-- EXTRAIT DU TEXTE --
= = =

Ces solutions « demandent un peu plus de travail, un peu plus de surveillance », a-t-il concédé, alors que les agriculteurs craignent une perte « en productivité », a expliqué l’un d’eux à franceinfo vendredi. « Ce sont des emplois perdus, un savoir-faire qu’on perd et le sucre qu’on ne va pas produire nous, d’où va-t-il venir ? ».
Lors du point-presse, Marc Fesneau a déclaré vouloir également « faire activer au niveau européen les clauses de sauvegarde pour qu’il n’y ait pas de distorsion de concurrence ». La France est le premier producteur européen de sucre.
« Nous saluons cette décision et cette victoire que nous emportons après de rudes batailles. Cela fait des années que nous alertons le gouvernement sur cette impasse que sont ces dérogations accordées à des produits extrêmement dangereux et qui plus est interdits ! Aujourd’hui c’est une grande victoire pour la biodiversité et les pollinisateurs » déclare François Veillerette, porte-parole de Générations Futures.
Repenser notre modèle agricole
« Le gouvernement doit désormais changer de direction et faire évoluer en profondeur notre agriculture vers l’agroécologie. Nous demandons donc que la future Loi d’Orientation Agricole qui s’annonce permette enfin de repenser notre modèle agricole en favorisant des systèmes de production qui ne soient plus dépendants des intrants chimiques et en premier lieu des pesticides de synthèse. » conclut-il.
Les dérogations européennes avaient été attaquées en justice par le réseau d’associations Pesticide Action Network (PAN) Europe, après un recours devant le Conseil d’Etat belge. Selon le réseau, la France n’est pas le seul pays à avoir accordé des dérogations. Entre 2019 et 2022, pas moins de 236 dérogations ont été délivrées pour des substances considérées comme « hautement toxiques », dont près de la moitié pour des néonicotinoïdes.

= = =

-- CONSIGNE 1 --
Recopiez telles quelles les entrées, de la première ligne jusqu'à la ligne qui contient « scroll-thumb[interactable] [596, 178, 603, 190] », celle-ci comprise.

-- DONNÉES DE L'EXERCICE --
= = =

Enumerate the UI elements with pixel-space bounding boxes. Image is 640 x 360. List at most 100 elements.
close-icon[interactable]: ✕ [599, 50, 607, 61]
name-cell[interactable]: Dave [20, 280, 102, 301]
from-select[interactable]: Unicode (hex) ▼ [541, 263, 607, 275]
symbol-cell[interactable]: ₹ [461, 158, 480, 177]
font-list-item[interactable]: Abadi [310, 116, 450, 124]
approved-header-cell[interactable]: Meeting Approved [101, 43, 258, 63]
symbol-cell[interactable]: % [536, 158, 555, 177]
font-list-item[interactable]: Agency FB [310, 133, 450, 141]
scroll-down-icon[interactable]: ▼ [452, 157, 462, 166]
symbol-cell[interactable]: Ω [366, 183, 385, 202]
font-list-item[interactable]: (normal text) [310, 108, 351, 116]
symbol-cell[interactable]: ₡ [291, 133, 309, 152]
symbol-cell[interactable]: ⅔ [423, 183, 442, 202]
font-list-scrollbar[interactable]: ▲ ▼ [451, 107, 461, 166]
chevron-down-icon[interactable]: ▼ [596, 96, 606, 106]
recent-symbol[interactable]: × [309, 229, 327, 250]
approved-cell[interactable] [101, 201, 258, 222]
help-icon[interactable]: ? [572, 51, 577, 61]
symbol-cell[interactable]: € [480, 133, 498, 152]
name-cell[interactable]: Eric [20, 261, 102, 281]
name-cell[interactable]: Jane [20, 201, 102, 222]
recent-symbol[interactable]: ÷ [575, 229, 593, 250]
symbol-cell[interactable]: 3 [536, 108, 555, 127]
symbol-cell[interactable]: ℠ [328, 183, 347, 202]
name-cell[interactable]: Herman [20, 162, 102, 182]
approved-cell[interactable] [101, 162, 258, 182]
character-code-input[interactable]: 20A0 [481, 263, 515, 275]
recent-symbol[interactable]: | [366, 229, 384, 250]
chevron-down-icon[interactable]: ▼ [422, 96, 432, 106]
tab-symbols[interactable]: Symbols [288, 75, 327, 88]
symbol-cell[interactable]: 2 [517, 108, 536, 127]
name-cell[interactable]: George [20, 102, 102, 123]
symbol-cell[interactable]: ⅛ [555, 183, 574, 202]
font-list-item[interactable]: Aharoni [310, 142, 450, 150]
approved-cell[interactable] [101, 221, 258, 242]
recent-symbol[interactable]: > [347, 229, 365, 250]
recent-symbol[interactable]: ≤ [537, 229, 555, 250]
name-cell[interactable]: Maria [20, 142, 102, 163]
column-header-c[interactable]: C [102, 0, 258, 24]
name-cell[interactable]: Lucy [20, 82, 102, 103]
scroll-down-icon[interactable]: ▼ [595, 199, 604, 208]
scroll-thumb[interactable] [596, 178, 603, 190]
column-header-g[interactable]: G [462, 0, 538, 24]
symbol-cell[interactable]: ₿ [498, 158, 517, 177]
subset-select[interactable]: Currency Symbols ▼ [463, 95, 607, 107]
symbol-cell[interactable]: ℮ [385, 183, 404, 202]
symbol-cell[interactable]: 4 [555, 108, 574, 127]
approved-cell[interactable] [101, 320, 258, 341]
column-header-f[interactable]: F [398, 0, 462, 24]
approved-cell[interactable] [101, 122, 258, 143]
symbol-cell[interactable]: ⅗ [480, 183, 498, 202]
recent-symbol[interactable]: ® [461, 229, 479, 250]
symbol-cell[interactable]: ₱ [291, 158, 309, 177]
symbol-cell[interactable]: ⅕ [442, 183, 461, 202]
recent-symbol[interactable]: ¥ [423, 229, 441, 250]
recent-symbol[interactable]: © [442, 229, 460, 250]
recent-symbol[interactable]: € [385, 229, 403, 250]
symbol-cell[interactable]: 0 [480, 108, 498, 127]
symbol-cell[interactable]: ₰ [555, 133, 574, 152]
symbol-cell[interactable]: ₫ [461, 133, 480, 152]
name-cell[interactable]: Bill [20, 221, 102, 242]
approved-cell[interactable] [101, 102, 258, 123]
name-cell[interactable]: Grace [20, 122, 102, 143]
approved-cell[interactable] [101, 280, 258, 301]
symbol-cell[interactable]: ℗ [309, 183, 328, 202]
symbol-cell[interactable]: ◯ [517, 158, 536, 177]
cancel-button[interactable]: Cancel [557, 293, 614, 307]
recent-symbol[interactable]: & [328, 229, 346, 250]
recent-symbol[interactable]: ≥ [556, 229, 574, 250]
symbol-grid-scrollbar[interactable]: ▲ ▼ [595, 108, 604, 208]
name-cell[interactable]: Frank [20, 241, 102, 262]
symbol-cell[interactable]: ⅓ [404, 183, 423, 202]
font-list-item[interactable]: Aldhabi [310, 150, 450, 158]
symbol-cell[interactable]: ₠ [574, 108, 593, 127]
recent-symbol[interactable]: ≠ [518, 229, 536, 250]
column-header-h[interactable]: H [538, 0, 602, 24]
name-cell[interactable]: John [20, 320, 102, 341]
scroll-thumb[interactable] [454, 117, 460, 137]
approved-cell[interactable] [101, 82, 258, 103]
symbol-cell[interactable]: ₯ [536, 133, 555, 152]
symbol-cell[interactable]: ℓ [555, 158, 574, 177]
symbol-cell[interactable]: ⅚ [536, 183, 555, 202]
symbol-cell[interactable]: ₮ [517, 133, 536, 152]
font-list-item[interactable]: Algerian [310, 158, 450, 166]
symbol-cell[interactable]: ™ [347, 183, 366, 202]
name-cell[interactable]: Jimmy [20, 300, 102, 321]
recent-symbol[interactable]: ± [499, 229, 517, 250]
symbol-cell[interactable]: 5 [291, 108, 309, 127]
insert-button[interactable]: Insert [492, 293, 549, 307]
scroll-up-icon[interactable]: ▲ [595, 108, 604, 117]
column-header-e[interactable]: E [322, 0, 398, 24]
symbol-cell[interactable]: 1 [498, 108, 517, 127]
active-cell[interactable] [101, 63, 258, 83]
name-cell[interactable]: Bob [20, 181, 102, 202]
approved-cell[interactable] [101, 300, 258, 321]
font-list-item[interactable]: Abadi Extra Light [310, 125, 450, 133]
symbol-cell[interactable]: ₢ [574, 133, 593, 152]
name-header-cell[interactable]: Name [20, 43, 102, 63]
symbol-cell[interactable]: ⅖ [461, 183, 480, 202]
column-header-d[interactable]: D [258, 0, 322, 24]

= = =

-- CONSIGNE 2 --
Poursuivez le texte sur les dérogations accordées pour des pesticides en reprenant juste après sa dernière phrase.

-- RÉPONSE 1 --
Enumerate the UI elements with pixel-space bounding boxes. Image is 640 x 360. List at most 100 elements.
close-icon[interactable]: ✕ [599, 50, 607, 61]
name-cell[interactable]: Dave [20, 280, 102, 301]
from-select[interactable]: Unicode (hex) ▼ [541, 263, 607, 275]
symbol-cell[interactable]: ₹ [461, 158, 480, 177]
font-list-item[interactable]: Abadi [310, 116, 450, 124]
approved-header-cell[interactable]: Meeting Approved [101, 43, 258, 63]
symbol-cell[interactable]: % [536, 158, 555, 177]
font-list-item[interactable]: Agency FB [310, 133, 450, 141]
scroll-down-icon[interactable]: ▼ [452, 157, 462, 166]
symbol-cell[interactable]: Ω [366, 183, 385, 202]
font-list-item[interactable]: (normal text) [310, 108, 351, 116]
symbol-cell[interactable]: ₡ [291, 133, 309, 152]
symbol-cell[interactable]: ⅔ [423, 183, 442, 202]
font-list-scrollbar[interactable]: ▲ ▼ [451, 107, 461, 166]
chevron-down-icon[interactable]: ▼ [596, 96, 606, 106]
recent-symbol[interactable]: × [309, 229, 327, 250]
approved-cell[interactable] [101, 201, 258, 222]
help-icon[interactable]: ? [572, 51, 577, 61]
symbol-cell[interactable]: € [480, 133, 498, 152]
name-cell[interactable]: Eric [20, 261, 102, 281]
name-cell[interactable]: Jane [20, 201, 102, 222]
recent-symbol[interactable]: ÷ [575, 229, 593, 250]
symbol-cell[interactable]: 3 [536, 108, 555, 127]
symbol-cell[interactable]: ℠ [328, 183, 347, 202]
name-cell[interactable]: Herman [20, 162, 102, 182]
approved-cell[interactable] [101, 162, 258, 182]
character-code-input[interactable]: 20A0 [481, 263, 515, 275]
recent-symbol[interactable]: | [366, 229, 384, 250]
chevron-down-icon[interactable]: ▼ [422, 96, 432, 106]
tab-symbols[interactable]: Symbols [288, 75, 327, 88]
symbol-cell[interactable]: 2 [517, 108, 536, 127]
name-cell[interactable]: George [20, 102, 102, 123]
symbol-cell[interactable]: ⅛ [555, 183, 574, 202]
font-list-item[interactable]: Aharoni [310, 142, 450, 150]
approved-cell[interactable] [101, 221, 258, 242]
recent-symbol[interactable]: > [347, 229, 365, 250]
recent-symbol[interactable]: ≤ [537, 229, 555, 250]
name-cell[interactable]: Maria [20, 142, 102, 163]
column-header-c[interactable]: C [102, 0, 258, 24]
name-cell[interactable]: Lucy [20, 82, 102, 103]
scroll-down-icon[interactable]: ▼ [595, 199, 604, 208]
scroll-thumb[interactable] [596, 178, 603, 190]

-- RÉPONSE 2 --
En revanche, des pays comme l’Italie avaient prouvé qu’il était possible de se passer des néonicotinoïdes, y compris pour les betteraves, en ne sollicitant aucune dérogation. L’Allemagne, la Pologne et la Belgique avaient, de leur côté, déjà renoncé à prolonger la dérogation cette année.
L’enjeu de cette interdiction est de taille pour les abeilles dont au moins 30 % de la population était décimée chaque année par ces pesticides. Sans compter tous les insectes pollinisateurs sauvages qui tombaient à cause de ces substances toxiques diffusées dans la nature. Un crime contre la biodiversité était ainsi perpétré avec des conséquences non seulement sur les populations animales mais aussi très directement sur les humains.
Une étude réalisée récemment par des chercheurs de l’université d’Harvard a modélisé l’impact du défaut de pollinisation sur la production agricole, les prix et les effets induits sur l’alimentation et la santé. Publiés dans la revue Environmental Health Perspectives, en décembre 2022, les résultats de cette étude sont saisissants : à l’échelle mondiale, l’impact alimentaire du défaut de pollinisation des cultures serait responsable de près d’un demi-million de morts prématurées par an. Un chiffre sans doute en deçà de la réalité, selon les auteurs.